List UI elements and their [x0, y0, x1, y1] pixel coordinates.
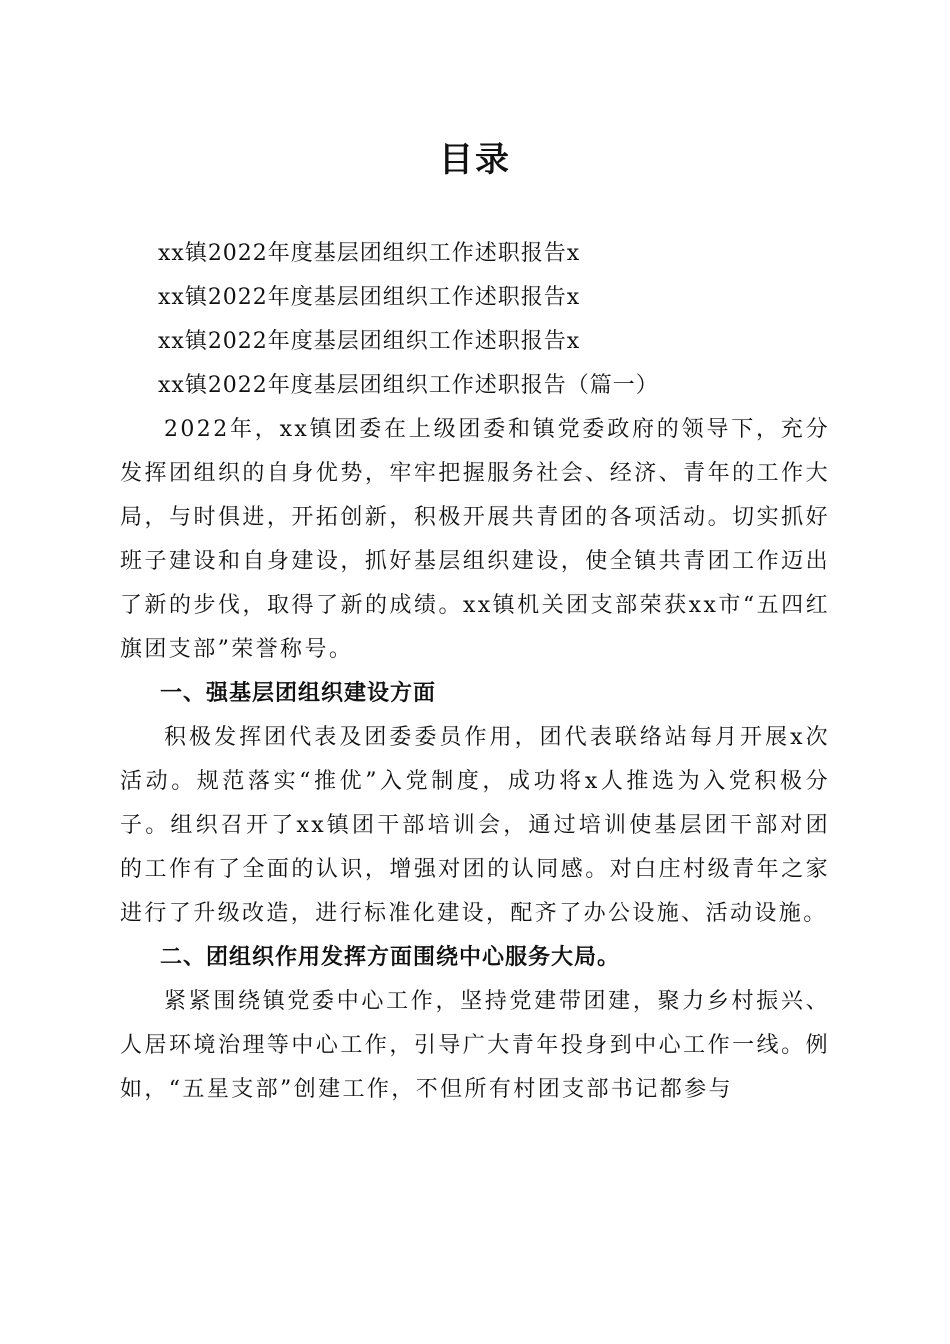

* * *

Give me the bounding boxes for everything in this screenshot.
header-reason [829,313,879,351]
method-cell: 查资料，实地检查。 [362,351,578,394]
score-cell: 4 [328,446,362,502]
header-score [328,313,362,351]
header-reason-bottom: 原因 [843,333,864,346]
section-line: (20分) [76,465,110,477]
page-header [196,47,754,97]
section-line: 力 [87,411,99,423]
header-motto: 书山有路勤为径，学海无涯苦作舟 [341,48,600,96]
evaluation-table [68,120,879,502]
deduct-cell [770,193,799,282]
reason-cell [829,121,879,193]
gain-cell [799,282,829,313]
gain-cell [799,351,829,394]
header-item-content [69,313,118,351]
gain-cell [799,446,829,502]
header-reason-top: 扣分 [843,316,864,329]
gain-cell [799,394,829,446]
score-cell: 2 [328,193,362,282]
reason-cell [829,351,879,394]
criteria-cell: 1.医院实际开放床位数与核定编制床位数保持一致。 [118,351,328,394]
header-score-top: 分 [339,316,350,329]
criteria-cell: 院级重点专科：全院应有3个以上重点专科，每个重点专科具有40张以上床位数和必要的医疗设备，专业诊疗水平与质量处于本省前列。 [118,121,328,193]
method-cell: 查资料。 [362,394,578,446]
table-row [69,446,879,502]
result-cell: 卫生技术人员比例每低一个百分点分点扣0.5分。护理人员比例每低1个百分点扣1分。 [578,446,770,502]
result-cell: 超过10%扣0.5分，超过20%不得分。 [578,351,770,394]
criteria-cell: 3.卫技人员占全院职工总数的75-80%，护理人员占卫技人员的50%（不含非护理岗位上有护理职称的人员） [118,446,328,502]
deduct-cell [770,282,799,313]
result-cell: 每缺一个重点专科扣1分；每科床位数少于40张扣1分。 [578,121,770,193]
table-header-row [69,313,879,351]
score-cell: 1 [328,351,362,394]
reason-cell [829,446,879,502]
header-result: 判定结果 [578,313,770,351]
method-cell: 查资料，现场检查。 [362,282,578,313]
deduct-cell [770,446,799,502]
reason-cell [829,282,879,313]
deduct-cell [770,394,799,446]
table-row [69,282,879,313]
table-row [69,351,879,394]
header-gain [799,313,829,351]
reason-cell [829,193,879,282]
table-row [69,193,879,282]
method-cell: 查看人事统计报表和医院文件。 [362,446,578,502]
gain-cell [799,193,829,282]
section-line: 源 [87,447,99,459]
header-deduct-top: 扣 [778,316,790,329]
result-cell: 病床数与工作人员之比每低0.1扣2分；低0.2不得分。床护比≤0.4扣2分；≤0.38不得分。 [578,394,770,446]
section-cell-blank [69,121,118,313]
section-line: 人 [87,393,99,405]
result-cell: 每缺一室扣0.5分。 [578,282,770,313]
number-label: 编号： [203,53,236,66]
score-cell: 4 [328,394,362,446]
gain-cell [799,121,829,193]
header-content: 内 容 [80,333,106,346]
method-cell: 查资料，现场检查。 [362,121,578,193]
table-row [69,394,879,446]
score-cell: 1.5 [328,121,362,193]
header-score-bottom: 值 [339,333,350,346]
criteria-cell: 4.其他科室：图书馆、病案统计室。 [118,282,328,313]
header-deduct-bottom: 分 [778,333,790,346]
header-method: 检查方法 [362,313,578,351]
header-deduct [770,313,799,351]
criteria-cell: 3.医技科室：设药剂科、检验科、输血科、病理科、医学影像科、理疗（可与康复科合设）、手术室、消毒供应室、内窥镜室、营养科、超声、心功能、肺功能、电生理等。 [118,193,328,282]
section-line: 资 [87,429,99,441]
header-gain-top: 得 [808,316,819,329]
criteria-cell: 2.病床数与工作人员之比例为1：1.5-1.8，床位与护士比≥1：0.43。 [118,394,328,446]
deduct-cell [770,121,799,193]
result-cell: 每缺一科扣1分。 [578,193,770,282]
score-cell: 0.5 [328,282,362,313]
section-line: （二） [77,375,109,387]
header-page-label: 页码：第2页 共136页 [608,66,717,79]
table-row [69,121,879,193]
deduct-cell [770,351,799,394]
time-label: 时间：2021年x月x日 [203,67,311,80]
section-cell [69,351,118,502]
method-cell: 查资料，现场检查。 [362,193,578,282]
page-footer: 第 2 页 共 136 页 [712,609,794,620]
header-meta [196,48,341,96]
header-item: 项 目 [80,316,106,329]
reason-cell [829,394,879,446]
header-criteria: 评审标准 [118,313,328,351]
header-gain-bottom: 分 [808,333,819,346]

**EXERCISE:** Count the lines of the material above that contain the string "criteria", treating uppercase and lowercase as different, and give only the number.

**COMPLETE ANSWER:** 7